▶ **SHORT TASK**
Wherever the string "type" occurs in a line of these records, report that line.

▶ **EXCERPTED DATA**
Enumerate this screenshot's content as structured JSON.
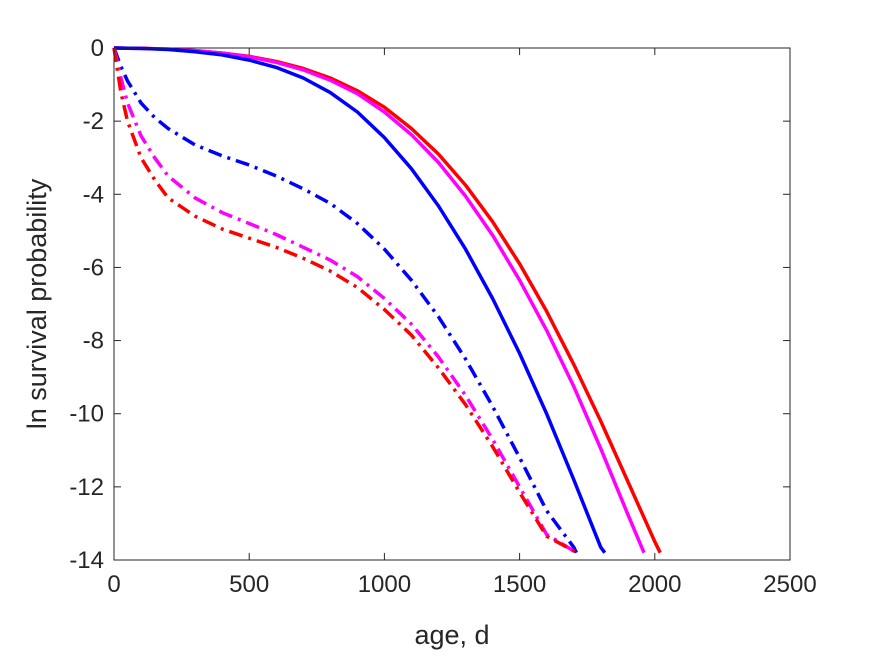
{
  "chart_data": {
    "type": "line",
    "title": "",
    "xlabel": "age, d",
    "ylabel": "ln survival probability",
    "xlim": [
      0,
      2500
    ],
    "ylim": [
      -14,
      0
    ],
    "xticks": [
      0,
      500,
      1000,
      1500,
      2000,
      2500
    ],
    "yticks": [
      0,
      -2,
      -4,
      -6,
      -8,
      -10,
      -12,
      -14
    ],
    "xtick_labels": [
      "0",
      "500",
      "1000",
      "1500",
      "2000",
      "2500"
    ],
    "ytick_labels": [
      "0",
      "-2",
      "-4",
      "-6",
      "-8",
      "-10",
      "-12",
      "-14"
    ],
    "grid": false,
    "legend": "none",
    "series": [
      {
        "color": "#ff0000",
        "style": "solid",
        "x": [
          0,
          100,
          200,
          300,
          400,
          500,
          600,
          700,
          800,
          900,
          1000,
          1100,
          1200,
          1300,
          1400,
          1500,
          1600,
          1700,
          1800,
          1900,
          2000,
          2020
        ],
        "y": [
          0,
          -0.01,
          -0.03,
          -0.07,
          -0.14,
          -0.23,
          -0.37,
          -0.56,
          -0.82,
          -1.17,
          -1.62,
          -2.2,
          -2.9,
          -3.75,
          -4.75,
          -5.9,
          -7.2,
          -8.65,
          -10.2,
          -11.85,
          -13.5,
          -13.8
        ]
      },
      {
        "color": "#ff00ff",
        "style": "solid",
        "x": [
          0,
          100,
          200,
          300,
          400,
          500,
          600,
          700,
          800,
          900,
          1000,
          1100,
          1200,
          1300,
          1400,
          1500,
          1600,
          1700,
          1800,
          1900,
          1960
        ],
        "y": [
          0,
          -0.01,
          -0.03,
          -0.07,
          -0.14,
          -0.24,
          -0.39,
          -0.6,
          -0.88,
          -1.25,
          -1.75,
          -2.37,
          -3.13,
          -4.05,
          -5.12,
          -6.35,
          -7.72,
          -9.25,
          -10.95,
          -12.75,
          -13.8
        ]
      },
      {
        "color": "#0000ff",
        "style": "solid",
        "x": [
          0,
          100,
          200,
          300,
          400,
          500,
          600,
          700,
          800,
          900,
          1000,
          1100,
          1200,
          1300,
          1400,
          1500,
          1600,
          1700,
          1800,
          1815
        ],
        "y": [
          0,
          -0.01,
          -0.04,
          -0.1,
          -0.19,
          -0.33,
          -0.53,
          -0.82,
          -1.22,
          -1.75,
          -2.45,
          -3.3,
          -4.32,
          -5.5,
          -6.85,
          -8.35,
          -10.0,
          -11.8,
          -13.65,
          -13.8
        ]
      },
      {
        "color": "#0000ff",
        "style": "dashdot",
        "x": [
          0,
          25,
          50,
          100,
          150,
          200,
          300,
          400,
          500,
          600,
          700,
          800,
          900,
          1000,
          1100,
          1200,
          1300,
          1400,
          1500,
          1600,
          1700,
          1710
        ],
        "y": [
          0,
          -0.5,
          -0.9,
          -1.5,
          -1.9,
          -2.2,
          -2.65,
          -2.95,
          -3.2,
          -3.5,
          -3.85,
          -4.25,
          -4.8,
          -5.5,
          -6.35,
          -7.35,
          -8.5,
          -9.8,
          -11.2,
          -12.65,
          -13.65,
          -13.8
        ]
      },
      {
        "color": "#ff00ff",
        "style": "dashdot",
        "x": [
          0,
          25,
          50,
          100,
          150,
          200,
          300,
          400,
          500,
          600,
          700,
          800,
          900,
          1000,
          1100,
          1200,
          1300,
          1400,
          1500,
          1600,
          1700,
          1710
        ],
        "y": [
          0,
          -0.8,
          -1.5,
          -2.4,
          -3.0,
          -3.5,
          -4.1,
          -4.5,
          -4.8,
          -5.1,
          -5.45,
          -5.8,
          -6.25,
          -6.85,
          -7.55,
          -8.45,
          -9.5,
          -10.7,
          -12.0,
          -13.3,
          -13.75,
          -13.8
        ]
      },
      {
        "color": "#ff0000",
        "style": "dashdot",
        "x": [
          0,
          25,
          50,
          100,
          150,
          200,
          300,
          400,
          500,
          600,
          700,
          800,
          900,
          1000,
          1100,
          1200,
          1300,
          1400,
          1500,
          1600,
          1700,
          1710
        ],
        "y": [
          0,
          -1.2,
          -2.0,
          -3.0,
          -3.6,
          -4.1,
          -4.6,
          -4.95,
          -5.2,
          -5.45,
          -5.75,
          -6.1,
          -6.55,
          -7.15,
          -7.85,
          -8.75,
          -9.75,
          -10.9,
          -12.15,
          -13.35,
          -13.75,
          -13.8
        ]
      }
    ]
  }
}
==
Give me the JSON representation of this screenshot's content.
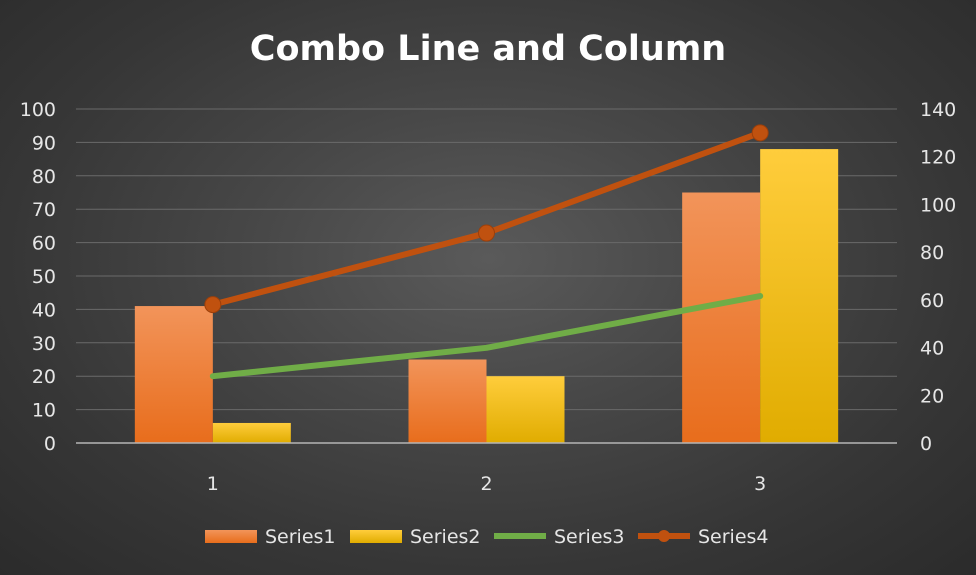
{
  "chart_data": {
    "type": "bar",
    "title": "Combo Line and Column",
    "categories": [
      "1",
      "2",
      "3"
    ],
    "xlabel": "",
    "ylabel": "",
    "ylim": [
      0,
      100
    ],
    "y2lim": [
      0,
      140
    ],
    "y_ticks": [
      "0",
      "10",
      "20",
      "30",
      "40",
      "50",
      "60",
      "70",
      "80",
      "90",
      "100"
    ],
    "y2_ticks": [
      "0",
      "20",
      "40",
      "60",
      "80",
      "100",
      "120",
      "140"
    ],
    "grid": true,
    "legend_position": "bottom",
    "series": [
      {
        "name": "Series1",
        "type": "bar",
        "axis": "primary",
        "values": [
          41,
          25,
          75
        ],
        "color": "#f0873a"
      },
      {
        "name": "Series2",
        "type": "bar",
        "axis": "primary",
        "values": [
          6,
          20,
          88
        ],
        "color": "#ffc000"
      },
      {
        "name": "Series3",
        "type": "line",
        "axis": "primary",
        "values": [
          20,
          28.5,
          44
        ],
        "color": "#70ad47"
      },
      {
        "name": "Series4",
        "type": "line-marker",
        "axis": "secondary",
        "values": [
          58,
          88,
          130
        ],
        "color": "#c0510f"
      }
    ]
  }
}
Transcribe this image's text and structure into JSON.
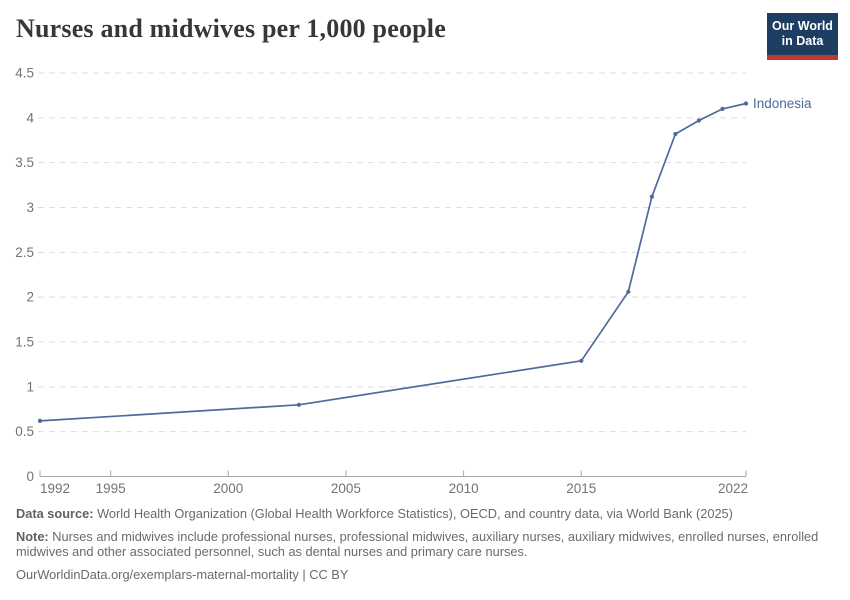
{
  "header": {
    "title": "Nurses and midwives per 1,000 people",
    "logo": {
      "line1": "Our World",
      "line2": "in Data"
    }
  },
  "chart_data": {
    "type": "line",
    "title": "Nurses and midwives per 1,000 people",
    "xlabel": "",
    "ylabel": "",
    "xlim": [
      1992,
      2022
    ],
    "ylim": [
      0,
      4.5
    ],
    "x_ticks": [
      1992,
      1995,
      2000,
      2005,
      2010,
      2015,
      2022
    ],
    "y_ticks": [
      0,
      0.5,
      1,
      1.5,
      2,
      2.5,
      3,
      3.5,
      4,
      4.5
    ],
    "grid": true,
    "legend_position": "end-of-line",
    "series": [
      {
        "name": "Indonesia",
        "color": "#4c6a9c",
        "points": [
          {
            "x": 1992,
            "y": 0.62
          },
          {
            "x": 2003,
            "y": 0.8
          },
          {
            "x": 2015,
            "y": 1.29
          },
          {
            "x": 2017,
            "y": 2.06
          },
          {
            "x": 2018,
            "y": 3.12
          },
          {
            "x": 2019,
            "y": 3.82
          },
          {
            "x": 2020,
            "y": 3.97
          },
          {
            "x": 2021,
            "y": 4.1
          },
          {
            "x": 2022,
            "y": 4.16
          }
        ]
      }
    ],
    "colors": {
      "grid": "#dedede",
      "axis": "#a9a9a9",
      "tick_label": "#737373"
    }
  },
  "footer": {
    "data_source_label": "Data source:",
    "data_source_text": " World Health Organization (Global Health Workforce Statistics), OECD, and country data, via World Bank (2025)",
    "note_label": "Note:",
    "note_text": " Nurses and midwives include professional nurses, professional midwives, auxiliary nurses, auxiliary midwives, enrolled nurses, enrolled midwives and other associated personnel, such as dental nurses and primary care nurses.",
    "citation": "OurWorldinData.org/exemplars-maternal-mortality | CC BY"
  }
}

▶ **REPLY TO THE EXERCISE**
    "type": "line",
    "type": "bar",
        "type": "bar",
        "type": "bar",
        "type": "line",
        "type": "line-marker",
    "type": "line",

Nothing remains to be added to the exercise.